Dataset items
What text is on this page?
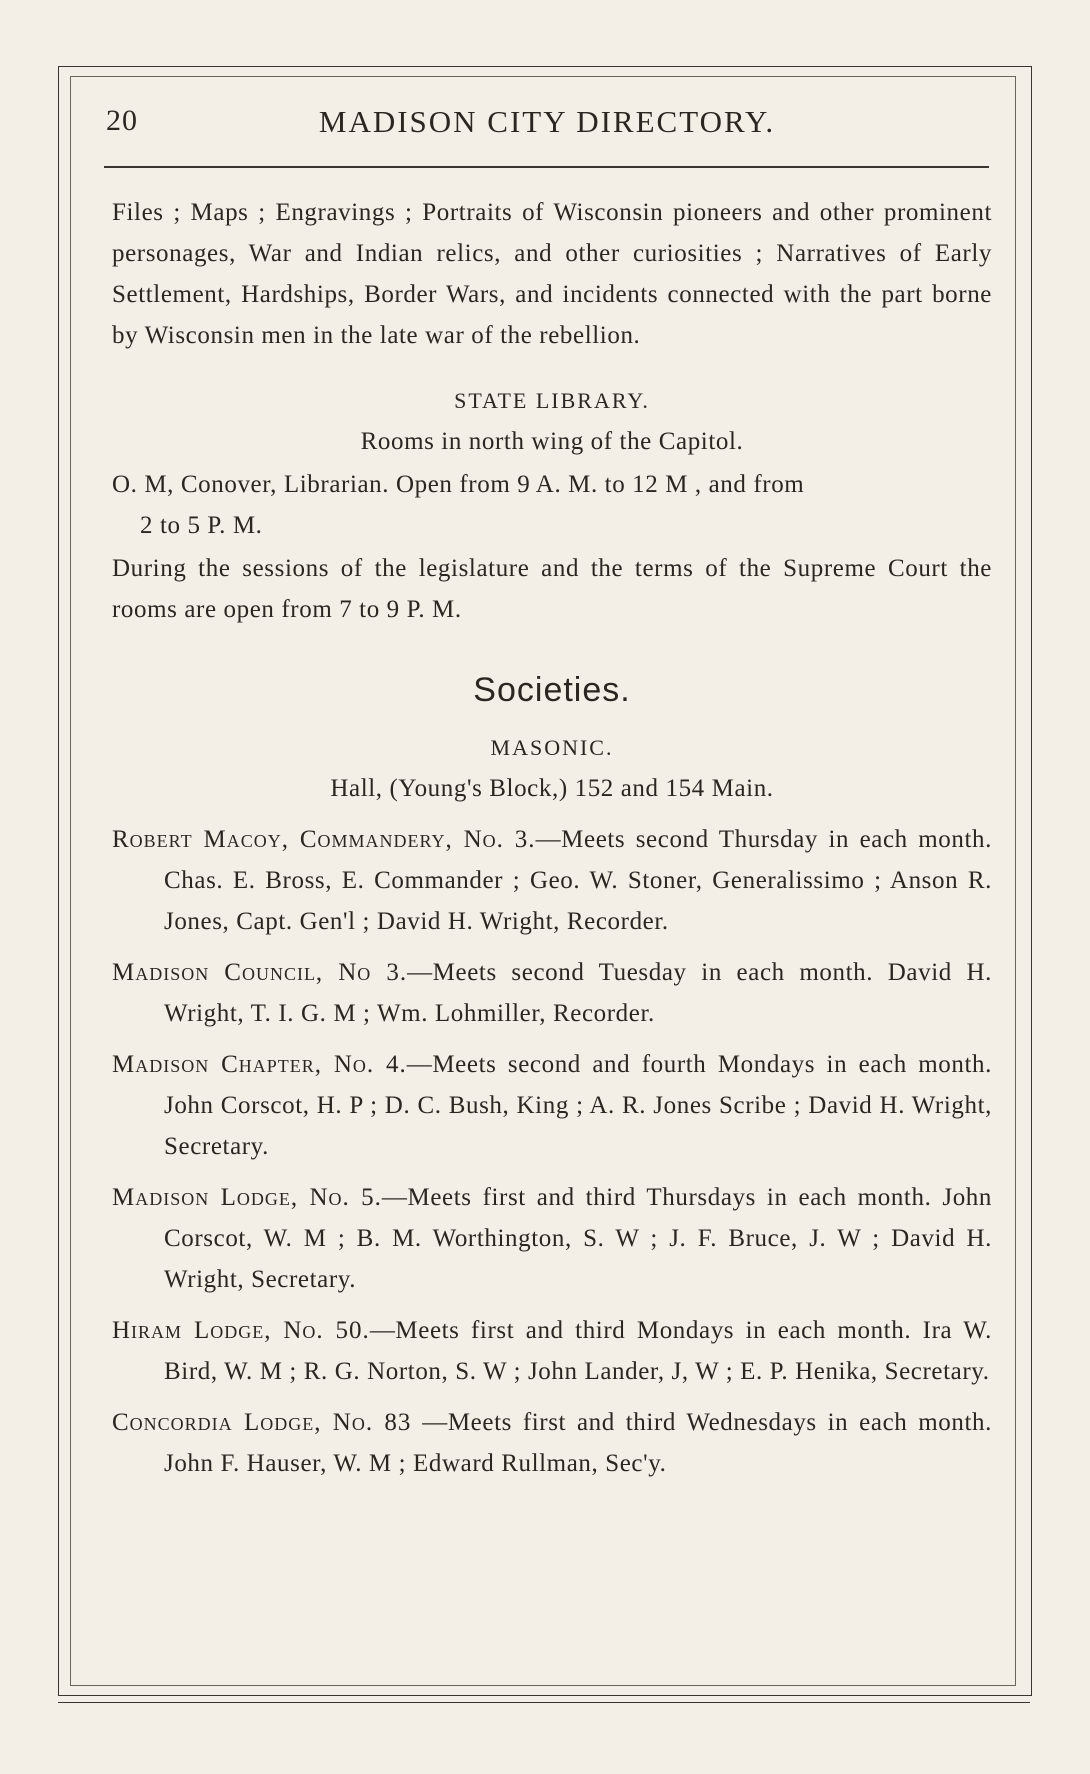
20	MADISON CITY DIRECTORY.

Files ; Maps ; Engravings ; Portraits of Wisconsin pioneers and other prominent personages, War and Indian relics, and other curiosities ; Narratives of Early Settlement, Hardships, Border Wars, and incidents connected with the part borne by Wisconsin men in the late war of the rebellion.

STATE LIBRARY.

Rooms in north wing of the Capitol.

O. M, Conover, Librarian. Open from 9 A. M. to 12 M , and from
2 to 5 P. M.

During the sessions of the legislature and the terms of the Supreme Court the rooms are open from 7 to 9 P. M.

Societies.

MASONIC.

Hall, (Young's Block,) 152 and 154 Main.

Robert Macoy, Commandery, No. 3.—Meets second Thursday in each month. Chas. E. Bross, E. Commander ; Geo. W. Stoner, Generalissimo ; Anson R. Jones, Capt. Gen'l ; David H. Wright, Recorder.

Madison Council, No 3.—Meets second Tuesday in each month. David H. Wright, T. I. G. M ; Wm. Lohmiller, Recorder.

Madison Chapter, No. 4.—Meets second and fourth Mondays in each month. John Corscot, H. P ; D. C. Bush, King ; A. R. Jones Scribe ; David H. Wright, Secretary.

Madison Lodge, No. 5.—Meets first and third Thursdays in each month. John Corscot, W. M ; B. M. Worthington, S. W ; J. F. Bruce, J. W ; David H. Wright, Secretary.

Hiram Lodge, No. 50.—Meets first and third Mondays in each month. Ira W. Bird, W. M ; R. G. Norton, S. W ; John Lander, J, W ; E. P. Henika, Secretary.

Concordia Lodge, No. 83 —Meets first and third Wednesdays in each month. John F. Hauser, W. M ; Edward Rullman, Sec'y.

## SHORT TASK
Return all lines containing the word "first".

## THE ANSWER
Madison Lodge, No. 5.—Meets first and third Thursdays in each month. John Corscot, W. M ; B. M. Worthington, S. W ; J. F. Bruce, J. W ; David H. Wright, Secretary.
Hiram Lodge, No. 50.—Meets first and third Mondays in each month. Ira W. Bird, W. M ; R. G. Norton, S. W ; John Lander, J, W ; E. P. Henika, Secretary.
Concordia Lodge, No. 83 —Meets first and third Wednesdays in each month. John F. Hauser, W. M ; Edward Rullman, Sec'y.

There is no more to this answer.